(A block of data)
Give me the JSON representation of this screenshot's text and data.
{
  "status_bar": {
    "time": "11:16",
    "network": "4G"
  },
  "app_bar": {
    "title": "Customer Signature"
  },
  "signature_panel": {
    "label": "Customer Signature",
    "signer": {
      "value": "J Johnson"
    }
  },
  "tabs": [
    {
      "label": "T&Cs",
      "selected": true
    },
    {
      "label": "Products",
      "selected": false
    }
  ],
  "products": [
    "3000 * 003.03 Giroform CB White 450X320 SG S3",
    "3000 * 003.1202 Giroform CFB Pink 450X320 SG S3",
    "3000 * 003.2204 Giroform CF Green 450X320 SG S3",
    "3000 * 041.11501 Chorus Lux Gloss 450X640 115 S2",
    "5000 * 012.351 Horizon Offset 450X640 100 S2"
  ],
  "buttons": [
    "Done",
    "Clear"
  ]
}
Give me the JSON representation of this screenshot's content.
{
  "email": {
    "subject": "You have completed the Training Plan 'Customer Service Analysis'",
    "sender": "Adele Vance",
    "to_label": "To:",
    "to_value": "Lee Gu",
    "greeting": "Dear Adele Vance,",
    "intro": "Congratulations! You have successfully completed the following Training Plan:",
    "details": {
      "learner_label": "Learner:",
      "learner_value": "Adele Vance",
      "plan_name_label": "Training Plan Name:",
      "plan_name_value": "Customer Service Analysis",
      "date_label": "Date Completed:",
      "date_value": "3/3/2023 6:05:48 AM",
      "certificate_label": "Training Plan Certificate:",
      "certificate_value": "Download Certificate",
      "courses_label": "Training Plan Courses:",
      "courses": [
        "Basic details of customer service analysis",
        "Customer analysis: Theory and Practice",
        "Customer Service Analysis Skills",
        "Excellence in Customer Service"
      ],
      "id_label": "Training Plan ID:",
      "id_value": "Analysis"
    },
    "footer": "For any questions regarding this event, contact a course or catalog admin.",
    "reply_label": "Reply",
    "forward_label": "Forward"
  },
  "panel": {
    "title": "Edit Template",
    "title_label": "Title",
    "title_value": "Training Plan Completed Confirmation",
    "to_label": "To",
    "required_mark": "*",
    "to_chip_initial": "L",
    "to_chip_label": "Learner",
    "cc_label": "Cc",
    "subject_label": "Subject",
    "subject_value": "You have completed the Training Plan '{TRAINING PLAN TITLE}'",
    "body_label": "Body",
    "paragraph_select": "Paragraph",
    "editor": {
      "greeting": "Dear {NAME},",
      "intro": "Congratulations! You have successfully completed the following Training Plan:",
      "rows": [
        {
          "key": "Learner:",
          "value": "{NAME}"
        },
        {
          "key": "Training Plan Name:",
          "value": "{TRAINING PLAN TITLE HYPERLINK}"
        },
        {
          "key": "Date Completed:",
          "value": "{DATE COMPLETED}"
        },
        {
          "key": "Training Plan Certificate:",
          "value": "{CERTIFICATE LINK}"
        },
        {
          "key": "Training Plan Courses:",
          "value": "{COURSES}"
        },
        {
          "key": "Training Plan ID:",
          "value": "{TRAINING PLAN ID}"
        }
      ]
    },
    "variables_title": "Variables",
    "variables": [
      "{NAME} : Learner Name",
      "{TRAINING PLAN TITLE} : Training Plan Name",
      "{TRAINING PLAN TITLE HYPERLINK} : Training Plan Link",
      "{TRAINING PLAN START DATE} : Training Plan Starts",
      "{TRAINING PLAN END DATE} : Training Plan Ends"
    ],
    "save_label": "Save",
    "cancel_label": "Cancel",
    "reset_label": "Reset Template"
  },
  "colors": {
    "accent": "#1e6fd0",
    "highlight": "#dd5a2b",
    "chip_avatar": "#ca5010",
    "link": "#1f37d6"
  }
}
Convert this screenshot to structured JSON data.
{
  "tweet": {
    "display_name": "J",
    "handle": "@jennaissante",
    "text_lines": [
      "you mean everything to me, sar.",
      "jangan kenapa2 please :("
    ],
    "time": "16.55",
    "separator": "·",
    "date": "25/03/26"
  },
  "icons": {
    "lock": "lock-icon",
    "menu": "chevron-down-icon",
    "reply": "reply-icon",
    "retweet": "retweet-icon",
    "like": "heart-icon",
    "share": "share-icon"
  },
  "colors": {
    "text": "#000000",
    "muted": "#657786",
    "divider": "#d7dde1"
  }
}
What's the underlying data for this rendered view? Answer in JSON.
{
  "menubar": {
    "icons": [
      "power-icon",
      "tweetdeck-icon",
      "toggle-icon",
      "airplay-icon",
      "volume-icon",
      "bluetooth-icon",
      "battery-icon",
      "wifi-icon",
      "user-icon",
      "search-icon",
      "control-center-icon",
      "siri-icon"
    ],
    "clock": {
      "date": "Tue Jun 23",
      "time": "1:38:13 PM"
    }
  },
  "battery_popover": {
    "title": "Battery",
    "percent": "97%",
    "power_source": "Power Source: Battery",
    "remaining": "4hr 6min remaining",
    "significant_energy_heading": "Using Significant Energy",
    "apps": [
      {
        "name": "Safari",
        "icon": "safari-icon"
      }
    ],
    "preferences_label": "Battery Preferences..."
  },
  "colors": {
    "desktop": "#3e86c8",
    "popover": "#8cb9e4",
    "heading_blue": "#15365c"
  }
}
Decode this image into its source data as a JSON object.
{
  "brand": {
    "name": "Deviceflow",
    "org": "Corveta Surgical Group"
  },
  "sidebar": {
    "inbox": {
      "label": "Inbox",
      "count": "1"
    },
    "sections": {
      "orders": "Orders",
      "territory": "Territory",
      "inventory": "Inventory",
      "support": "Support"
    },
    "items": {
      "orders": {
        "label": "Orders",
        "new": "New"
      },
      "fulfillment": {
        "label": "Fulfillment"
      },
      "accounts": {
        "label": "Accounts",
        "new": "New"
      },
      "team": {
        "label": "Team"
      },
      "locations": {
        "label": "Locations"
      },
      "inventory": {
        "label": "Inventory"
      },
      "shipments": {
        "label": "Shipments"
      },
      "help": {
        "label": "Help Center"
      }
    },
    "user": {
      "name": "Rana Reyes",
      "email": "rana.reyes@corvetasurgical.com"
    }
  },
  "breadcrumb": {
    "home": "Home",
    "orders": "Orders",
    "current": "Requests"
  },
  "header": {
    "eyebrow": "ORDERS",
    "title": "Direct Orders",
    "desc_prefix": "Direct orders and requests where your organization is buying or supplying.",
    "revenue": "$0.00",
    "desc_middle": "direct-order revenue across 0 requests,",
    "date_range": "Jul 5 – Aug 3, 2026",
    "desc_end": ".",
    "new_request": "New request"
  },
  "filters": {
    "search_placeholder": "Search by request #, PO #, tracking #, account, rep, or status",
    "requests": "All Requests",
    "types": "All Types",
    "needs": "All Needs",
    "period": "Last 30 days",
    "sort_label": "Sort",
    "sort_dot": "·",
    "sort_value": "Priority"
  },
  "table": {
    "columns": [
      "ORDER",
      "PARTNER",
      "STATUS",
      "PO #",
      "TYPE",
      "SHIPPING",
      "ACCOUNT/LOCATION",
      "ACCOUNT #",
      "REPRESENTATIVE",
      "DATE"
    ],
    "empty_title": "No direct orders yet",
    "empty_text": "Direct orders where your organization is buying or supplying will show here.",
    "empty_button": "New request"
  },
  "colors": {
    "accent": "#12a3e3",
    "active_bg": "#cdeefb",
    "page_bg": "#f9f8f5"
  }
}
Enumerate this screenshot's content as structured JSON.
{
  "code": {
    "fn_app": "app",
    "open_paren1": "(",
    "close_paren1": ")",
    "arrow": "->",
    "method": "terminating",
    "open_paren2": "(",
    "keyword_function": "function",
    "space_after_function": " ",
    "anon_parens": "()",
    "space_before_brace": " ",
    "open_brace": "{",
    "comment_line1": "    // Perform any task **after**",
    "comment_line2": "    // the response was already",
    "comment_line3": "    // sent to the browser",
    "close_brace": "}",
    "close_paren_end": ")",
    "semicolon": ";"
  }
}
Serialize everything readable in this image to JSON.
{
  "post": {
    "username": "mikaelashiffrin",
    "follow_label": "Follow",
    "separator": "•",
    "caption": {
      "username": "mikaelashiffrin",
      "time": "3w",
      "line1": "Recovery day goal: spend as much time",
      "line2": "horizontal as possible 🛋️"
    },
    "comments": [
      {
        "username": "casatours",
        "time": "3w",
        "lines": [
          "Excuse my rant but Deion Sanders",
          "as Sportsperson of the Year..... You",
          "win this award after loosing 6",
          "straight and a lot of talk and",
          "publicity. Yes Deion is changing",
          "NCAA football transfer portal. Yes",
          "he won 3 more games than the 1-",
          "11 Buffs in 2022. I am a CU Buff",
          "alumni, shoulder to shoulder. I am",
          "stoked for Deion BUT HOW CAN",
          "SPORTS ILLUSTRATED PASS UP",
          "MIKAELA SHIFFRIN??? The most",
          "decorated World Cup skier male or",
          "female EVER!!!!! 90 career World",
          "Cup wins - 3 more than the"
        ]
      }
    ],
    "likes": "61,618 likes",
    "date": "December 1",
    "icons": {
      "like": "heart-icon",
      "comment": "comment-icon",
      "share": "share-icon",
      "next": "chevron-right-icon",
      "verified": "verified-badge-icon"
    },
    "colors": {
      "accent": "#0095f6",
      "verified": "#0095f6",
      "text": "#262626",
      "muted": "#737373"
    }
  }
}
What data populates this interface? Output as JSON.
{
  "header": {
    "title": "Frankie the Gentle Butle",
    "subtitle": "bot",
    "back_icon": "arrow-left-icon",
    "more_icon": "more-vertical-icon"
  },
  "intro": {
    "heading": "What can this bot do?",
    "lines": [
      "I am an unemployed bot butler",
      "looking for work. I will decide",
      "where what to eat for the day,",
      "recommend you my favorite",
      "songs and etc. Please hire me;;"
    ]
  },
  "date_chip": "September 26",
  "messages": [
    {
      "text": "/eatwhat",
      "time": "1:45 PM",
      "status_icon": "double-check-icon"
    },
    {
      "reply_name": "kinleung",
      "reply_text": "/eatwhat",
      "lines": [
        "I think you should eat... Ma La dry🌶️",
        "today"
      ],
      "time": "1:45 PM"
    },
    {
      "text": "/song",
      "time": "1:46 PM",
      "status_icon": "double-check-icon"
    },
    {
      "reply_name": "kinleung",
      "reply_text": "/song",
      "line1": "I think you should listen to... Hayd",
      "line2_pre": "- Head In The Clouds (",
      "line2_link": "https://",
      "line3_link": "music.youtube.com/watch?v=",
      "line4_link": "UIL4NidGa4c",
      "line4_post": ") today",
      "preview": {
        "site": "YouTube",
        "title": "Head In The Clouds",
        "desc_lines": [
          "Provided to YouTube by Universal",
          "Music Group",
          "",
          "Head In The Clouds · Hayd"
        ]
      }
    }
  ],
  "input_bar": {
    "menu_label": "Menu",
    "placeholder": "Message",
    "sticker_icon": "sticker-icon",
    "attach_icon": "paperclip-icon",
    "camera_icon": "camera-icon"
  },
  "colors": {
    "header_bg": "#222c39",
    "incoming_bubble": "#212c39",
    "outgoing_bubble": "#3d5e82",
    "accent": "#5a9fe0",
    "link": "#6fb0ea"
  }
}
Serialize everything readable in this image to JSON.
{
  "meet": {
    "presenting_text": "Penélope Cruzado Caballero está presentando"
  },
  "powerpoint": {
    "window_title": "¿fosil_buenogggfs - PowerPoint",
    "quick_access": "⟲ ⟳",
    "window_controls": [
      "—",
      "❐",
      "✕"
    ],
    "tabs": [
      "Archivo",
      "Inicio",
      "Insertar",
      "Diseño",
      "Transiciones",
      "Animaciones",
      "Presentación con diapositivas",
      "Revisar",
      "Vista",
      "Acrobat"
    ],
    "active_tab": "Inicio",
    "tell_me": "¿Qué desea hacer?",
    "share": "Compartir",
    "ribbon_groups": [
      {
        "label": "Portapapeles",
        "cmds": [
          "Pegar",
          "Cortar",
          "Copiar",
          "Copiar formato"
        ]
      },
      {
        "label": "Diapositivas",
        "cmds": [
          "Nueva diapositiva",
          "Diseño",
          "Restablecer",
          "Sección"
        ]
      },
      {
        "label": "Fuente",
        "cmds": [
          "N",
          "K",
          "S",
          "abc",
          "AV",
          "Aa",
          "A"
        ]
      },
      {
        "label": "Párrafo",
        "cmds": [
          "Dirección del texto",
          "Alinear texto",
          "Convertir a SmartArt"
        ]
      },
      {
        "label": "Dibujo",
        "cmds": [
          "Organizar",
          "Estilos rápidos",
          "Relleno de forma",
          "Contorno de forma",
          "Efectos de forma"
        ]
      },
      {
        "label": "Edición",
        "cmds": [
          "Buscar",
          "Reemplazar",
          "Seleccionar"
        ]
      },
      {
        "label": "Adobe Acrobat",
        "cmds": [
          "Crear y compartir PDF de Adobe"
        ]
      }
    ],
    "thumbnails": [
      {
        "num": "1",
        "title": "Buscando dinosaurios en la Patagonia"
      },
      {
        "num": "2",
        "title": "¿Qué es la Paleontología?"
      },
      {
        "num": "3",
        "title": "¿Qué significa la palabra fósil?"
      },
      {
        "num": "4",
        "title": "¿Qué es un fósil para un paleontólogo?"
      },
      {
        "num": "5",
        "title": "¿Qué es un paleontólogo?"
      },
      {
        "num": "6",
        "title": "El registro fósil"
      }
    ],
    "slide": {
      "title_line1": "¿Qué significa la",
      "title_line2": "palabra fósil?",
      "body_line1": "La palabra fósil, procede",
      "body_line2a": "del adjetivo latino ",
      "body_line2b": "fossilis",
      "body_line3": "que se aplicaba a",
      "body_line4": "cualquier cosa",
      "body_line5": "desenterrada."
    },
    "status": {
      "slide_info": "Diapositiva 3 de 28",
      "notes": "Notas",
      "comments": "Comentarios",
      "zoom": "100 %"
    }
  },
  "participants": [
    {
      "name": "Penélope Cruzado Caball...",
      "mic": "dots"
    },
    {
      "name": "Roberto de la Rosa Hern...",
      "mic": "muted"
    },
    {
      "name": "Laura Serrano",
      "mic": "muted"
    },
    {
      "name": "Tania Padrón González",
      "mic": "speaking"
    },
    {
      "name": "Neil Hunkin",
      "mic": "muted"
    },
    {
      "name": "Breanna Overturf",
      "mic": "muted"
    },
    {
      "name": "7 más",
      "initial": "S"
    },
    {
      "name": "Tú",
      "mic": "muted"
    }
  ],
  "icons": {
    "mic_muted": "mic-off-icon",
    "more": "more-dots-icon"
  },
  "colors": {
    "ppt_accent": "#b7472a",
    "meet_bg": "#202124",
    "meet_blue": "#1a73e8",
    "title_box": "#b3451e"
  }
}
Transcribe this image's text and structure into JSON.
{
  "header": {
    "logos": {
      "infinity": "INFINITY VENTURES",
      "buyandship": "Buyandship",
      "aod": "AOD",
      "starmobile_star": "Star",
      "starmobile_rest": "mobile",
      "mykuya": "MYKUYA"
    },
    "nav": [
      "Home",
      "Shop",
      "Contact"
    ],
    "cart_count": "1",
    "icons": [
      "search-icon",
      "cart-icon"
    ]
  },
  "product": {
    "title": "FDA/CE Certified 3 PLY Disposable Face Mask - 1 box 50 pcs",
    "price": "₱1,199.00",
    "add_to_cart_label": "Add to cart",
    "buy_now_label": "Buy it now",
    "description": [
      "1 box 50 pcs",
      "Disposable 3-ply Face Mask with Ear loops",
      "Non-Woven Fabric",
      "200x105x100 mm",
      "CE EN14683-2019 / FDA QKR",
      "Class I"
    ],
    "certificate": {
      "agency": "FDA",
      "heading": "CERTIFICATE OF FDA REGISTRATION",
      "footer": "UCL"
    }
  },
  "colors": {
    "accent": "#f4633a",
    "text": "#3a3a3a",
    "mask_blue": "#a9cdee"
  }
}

:: Problem to solve ::
Track down every line holding the string "greeting" and copy it.

:: Exercise answer ::
    "greeting": "Dear Adele Vance,",
      "greeting": "Dear {NAME},",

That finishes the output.